# Fragmento
● ● ●

Durante muchos años, el movimiento socialista predijo la inevitabilidad de la guerra imperialista, viendo sus causas en la codicia insaciable de las clases propietarias de los dos bandos principales y, en general, de todos los países capitalistas. En el Congreso de Basilea, dos años antes del estallido de la guerra, los líderes socialistas responsables de todos los países acusaron al imperialismo de ser el culpable de la guerra inminente y amenazaron a la burguesía con la revolución socialista que caería sobre ella como castigo proletario por los crímenes del militarismo. Hoy, tras la experiencia de los últimos cinco años, después de que la historia, tras haber puesto al descubierto los apetitos depredadores de Alemania, esté desenmascarando los actos no menos criminales de los Aliados, los socialistas de Estado de los países de la Entente siguen, siguiendo a sus respectivos gobiernos, descubriendo al criminal de guerra en la persona del derrocado Káiser alemán. Además, los socialpatriotas alemanes que en agosto de 1914 proclamaron el 'Libro Blanco' diplomático de los Hohenzollern como el evangelio más sagrado de los pueblos, hoy siguen los pasos de los socialistas de la Entente y, con vil servilismo, acusan a la derrocada monarquía alemana, a la que habían servido tan adulonamente, de ser la principal criminal de guerra. Esperan así ocultar su propio papel y, al mismo tiempo, congraciarse con los conquistadores. Pero a la luz de los acontecimientos y las revelaciones diplomáticas, junto al papel de las dinastías derrocadas —los Romanov, los Hohenzollern y los Habsburgo— y de las camarillas capitalistas de estos países, el papel de las clases dominantes de Francia, Inglaterra, Italia y Estados Unidos destaca en toda su desmedida criminalidad.
La diplomacia inglesa no levantó la visera del secretismo hasta el mismo estallido de la guerra. El gobierno de la City, obviamente, temía revelar su intención de entrar en la guerra del lado de la Entente, por temor a que el gobierno de Berlín se amedrentara y se viera obligado a evitar la guerra. En Londres deseaban la guerra. Por ello, se comportaron de tal manera que despertaron la esperanza en Berlín y Viena de que Inglaterra se mantendría neutral, mientras que París y Petrogrado contaban firmemente con la intervención británica.

● ● ●

# Conjunto de datos
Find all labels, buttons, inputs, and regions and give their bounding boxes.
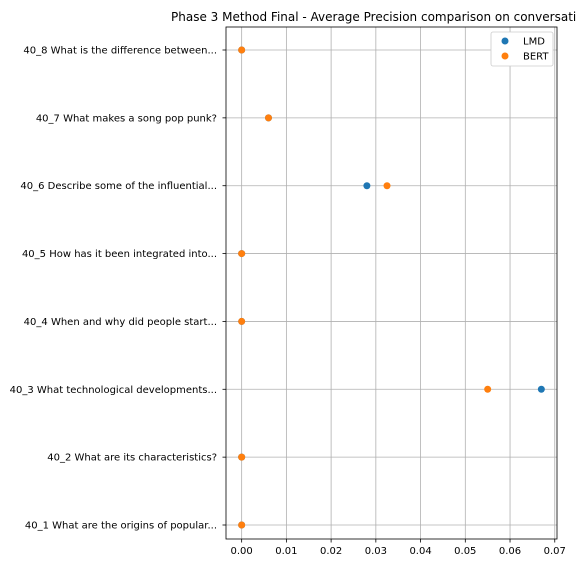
chart-title: Phase 3 Method Final - Average Precision…: [171, 10, 576, 24]
legend-label-lmd: LMD: [523, 37, 545, 48]
data-point-bert: [238, 250, 246, 258]
data-point-bert: [238, 521, 246, 529]
legend-marker-lmd: [501, 37, 509, 45]
plot-area-frame: [225, 26, 558, 540]
data-point-bert: [484, 385, 492, 393]
y-tick-label: 40_1 What are the origins of popular...: [25, 521, 217, 532]
y-tick-label: 40_3 What technological developments...: [10, 385, 217, 396]
x-tick-label: 0.06: [499, 546, 521, 557]
data-point-lmd: [537, 385, 545, 393]
x-tick-label: 0.04: [409, 546, 431, 557]
grid-lines: [226, 27, 557, 539]
x-tick-label: 0.01: [275, 546, 297, 557]
y-tick-label: 40_2 What are its characteristics?: [47, 453, 217, 464]
legend: LMD BERT: [490, 31, 554, 67]
y-tick-label: 40_8 What is the difference between...: [23, 46, 217, 57]
x-tick-label: 0.02: [320, 546, 342, 557]
y-tick-label: 40_5 How has it been integrated into...: [22, 249, 217, 260]
y-tick-label: 40_4 When and why did people start...: [24, 317, 217, 328]
data-points: [238, 46, 545, 529]
legend-label-bert: BERT: [523, 52, 549, 63]
x-tick-label: 0.00: [231, 546, 253, 557]
x-tick-label: 0.03: [365, 546, 387, 557]
data-point-bert: [238, 317, 246, 325]
data-point-bert: [238, 46, 246, 54]
data-point-lmd: [363, 182, 371, 190]
axis-ticks: 0.00 0.01 0.02 0.03 0.04 0.05 0.06 0.07 40_8 Wha…: [10, 46, 566, 558]
data-point-bert: [264, 114, 272, 122]
y-tick-label: 40_7 What makes a song pop punk?: [36, 113, 217, 124]
legend-marker-bert: [501, 52, 509, 60]
data-point-bert: [383, 182, 391, 190]
data-point-bert: [238, 453, 246, 461]
y-tick-label: 40_6 Describe some of the influential...: [20, 181, 217, 192]
x-tick-label: 0.07: [544, 546, 566, 557]
x-tick-label: 0.05: [454, 546, 476, 557]
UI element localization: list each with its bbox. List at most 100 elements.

● ● ●

# Consigna A
Enumera las dinastías derrocadas que se mencionan en el fragmento sobre la guerra imperialista.
# Consigna B
Prosigue el fragmento sobre la guerra imperialista a partir de su última oración.
El material no tiene nada que ver con el fragmento.

# Resultado A
Los Romanov, los Hohenzollern y los Habsburgo.

# Resultado B
Preparada por todo el desarrollo de varias décadas, la guerra se desató mediante la provocación directa y consciente de Gran Bretaña. El gobierno británico, por lo tanto, esperaba brindar la ayuda justa a Rusia y Francia, mientras estas se agotaban, para agotar al enemigo mortal de Inglaterra, Alemania. Pero el poderío del militarismo alemán resultó ser demasiado formidable y exigió de Inglaterra no una intervención simbólica, sino real en la guerra. El papel de tercer socio, al que Gran Bretaña, siguiendo su antigua tradición, aspiraba, recayó en Estados Unidos.
El gobierno de Washington se resignó aún más al bloqueo inglés, que restringía unilateralmente la especulación bursátil estadounidense con sangre europea, porque los países de la Entente compensaban a la burguesía estadounidense con cuantiosas ganancias por violaciones del 'derecho internacional'. Sin embargo, la enorme superioridad militar de Alemania también lo obligaba a abandonar su fingida neutralidad. En relación con Europa en su conjunto, Estados Unidos asumió el papel que Inglaterra había desempeñado en guerras anteriores y que intentó asumir en la última guerra con respecto al continente: debilitar a un bando enfrentándolo a otro, interviniendo en las operaciones militares solo en la medida en que le garantizara todas las ventajas de la situación. Según los estándares estadounidenses de juego, la apuesta de Wilson no era muy alta, pero era la apuesta final y, en consecuencia, le aseguraba el premio.
Como resultado de la guerra, las contradicciones del sistema capitalista confrontaron a la humanidad en forma de hambre, agotamiento por el frío, epidemias y salvajismo moral. Esto zanjó definitivamente la controversia académica dentro del movimiento socialista sobre la teoría del empobrecimiento y la transición gradual del capitalismo al socialismo. Estadísticos y pedantes de la teoría de que las contradicciones se estaban mitigando, durante décadas habían extraído de todos los rincones del planeta hechos reales o míticos que atestiguaban el creciente bienestar de diversos grupos y categorías de la clase trabajadora. La teoría del empobrecimiento masivo se consideraba enterrada, entre las burlas despectivas de los eunucos del profesorado burgués y los mandarines del oportunismo socialista. En la actualidad, este empobrecimiento, ya no solo social, sino también fisiológico y biológico, se alza ante nosotros en toda su impactante realidad.
La catástrofe de la guerra imperialista arrasó por completo con todas las conquistas de las luchas sindicales y parlamentarias. Pues esta guerra misma fue tanto producto de las tendencias internas del capitalismo como de los acuerdos económicos y compromisos parlamentarios que la guerra sepultó en sangre y lodo.
El capital financiero, que sumió a la humanidad en el abismo de la guerra, sufrió un cambio catastrófico en el curso de esta guerra. La dependencia del papel moneda de la base material de la producción se vio completamente alterada. Perdiendo progresivamente su importancia como medio y regulador de la circulación capitalista de mercancías, el papel moneda se transformó en un instrumento de requisición, de confiscación y de violencia económico-militar en general.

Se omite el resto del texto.